### WHAT YOU NEED TO DO
Look through the lines of the material and count those containing "this". Give that count alone.

### GIVEN DATA

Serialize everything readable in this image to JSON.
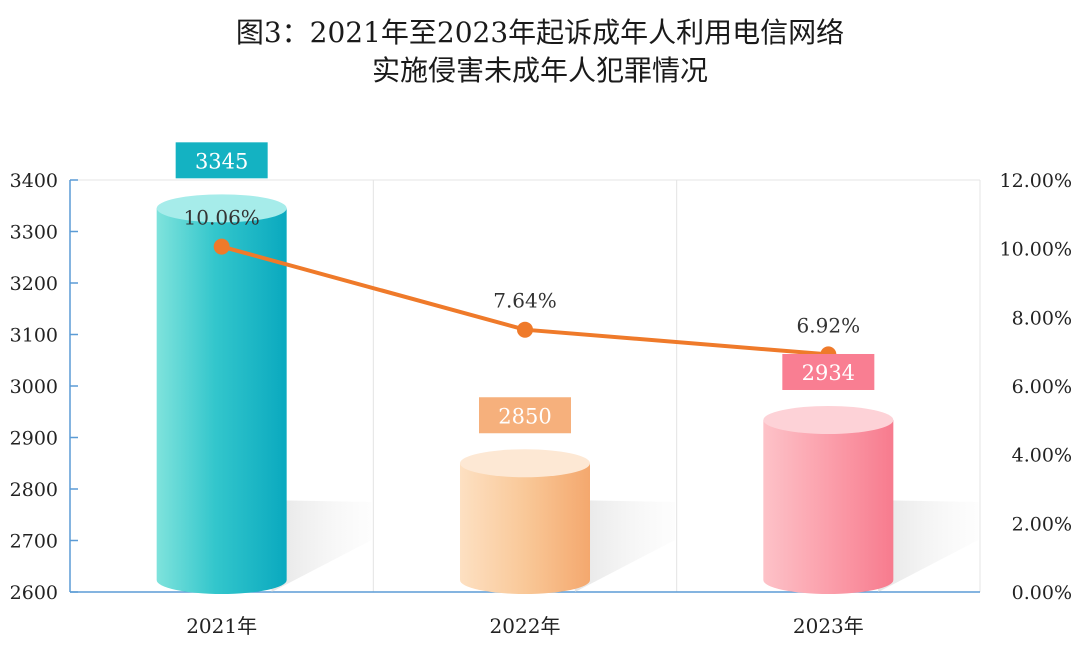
{
  "title": {
    "line1": "图3：2021年至2023年起诉成年人利用电信网络",
    "line2": "实施侵害未成年人犯罪情况"
  },
  "chart_data": {
    "type": "bar",
    "categories": [
      "2021年",
      "2022年",
      "2023年"
    ],
    "series": [
      {
        "values": [
          3345,
          2850,
          2934
        ],
        "colors": [
          "#14b2c2",
          "#f6b07c",
          "#f97e92"
        ]
      },
      {
        "type": "line",
        "values": [
          10.06,
          7.64,
          6.92
        ],
        "labels": [
          "10.06%",
          "7.64%",
          "6.92%"
        ],
        "color": "#ef7a2a"
      }
    ],
    "ylim": [
      2600,
      3400
    ],
    "yticks": [
      2600,
      2700,
      2800,
      2900,
      3000,
      3100,
      3200,
      3300,
      3400
    ],
    "y2lim": [
      0,
      12
    ],
    "y2ticks": [
      "0.00%",
      "2.00%",
      "4.00%",
      "6.00%",
      "8.00%",
      "10.00%",
      "12.00%"
    ],
    "grid": true,
    "legend": "none"
  }
}
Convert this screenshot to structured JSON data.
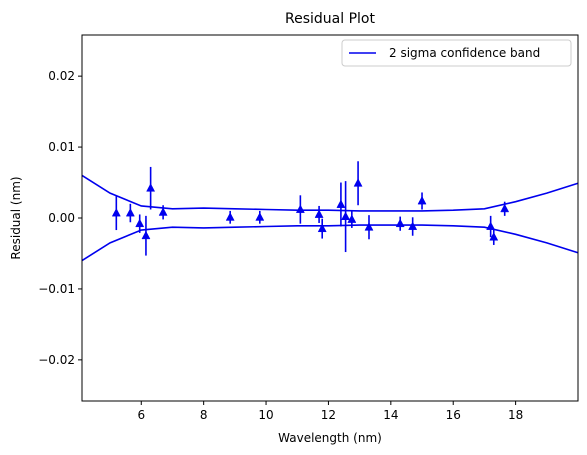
{
  "chart_data": {
    "type": "scatter",
    "title": "Residual Plot",
    "xlabel": "Wavelength (nm)",
    "ylabel": "Residual (nm)",
    "xlim": [
      4.1,
      20.0
    ],
    "ylim": [
      -0.0258,
      0.0258
    ],
    "x_ticks": [
      6,
      8,
      10,
      12,
      14,
      16,
      18
    ],
    "x_tick_labels": [
      "6",
      "8",
      "10",
      "12",
      "14",
      "16",
      "18"
    ],
    "y_ticks": [
      -0.02,
      -0.01,
      0.0,
      0.01,
      0.02
    ],
    "y_tick_labels": [
      "−0.02",
      "−0.01",
      "0.00",
      "0.01",
      "0.02"
    ],
    "grid": false,
    "legend": {
      "placement": "top-right",
      "entries": [
        "2 sigma confidence band"
      ]
    },
    "colors": {
      "series": "#0000ee",
      "axes": "#000000"
    },
    "marker": "triangle-up",
    "points": [
      {
        "x": 5.2,
        "y": 0.0007,
        "err": 0.0024
      },
      {
        "x": 5.65,
        "y": 0.0007,
        "err": 0.0013
      },
      {
        "x": 5.95,
        "y": -0.0008,
        "err": 0.0013
      },
      {
        "x": 6.15,
        "y": -0.0025,
        "err": 0.0028
      },
      {
        "x": 6.3,
        "y": 0.0042,
        "err": 0.003
      },
      {
        "x": 6.7,
        "y": 0.0008,
        "err": 0.001
      },
      {
        "x": 8.85,
        "y": 0.0001,
        "err": 0.0009
      },
      {
        "x": 9.8,
        "y": 0.0001,
        "err": 0.0009
      },
      {
        "x": 11.1,
        "y": 0.0012,
        "err": 0.002
      },
      {
        "x": 11.7,
        "y": 0.0005,
        "err": 0.0012
      },
      {
        "x": 11.8,
        "y": -0.0015,
        "err": 0.0014
      },
      {
        "x": 12.4,
        "y": 0.0019,
        "err": 0.0031
      },
      {
        "x": 12.55,
        "y": 0.0002,
        "err": 0.005
      },
      {
        "x": 12.75,
        "y": -0.0002,
        "err": 0.0012
      },
      {
        "x": 12.95,
        "y": 0.0049,
        "err": 0.0031
      },
      {
        "x": 13.3,
        "y": -0.0013,
        "err": 0.0017
      },
      {
        "x": 14.3,
        "y": -0.0008,
        "err": 0.001
      },
      {
        "x": 14.7,
        "y": -0.0012,
        "err": 0.0013
      },
      {
        "x": 15.0,
        "y": 0.0024,
        "err": 0.0012
      },
      {
        "x": 17.2,
        "y": -0.0012,
        "err": 0.0015
      },
      {
        "x": 17.3,
        "y": -0.0027,
        "err": 0.0011
      },
      {
        "x": 17.65,
        "y": 0.0013,
        "err": 0.001
      }
    ],
    "band": {
      "name": "2 sigma confidence band",
      "x": [
        4.1,
        5,
        6,
        7,
        8,
        9,
        10,
        11,
        12,
        13,
        14,
        15,
        16,
        17,
        18,
        19,
        20
      ],
      "upper": [
        0.006,
        0.0035,
        0.0017,
        0.0013,
        0.0014,
        0.0013,
        0.0012,
        0.0011,
        0.0011,
        0.001,
        0.001,
        0.001,
        0.0011,
        0.0013,
        0.0023,
        0.0035,
        0.0049
      ],
      "lower": [
        -0.006,
        -0.0035,
        -0.0017,
        -0.0013,
        -0.0014,
        -0.0013,
        -0.0012,
        -0.0011,
        -0.0011,
        -0.001,
        -0.001,
        -0.001,
        -0.0011,
        -0.0013,
        -0.0023,
        -0.0035,
        -0.0049
      ]
    }
  }
}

### COMPLETED EXERCISE
2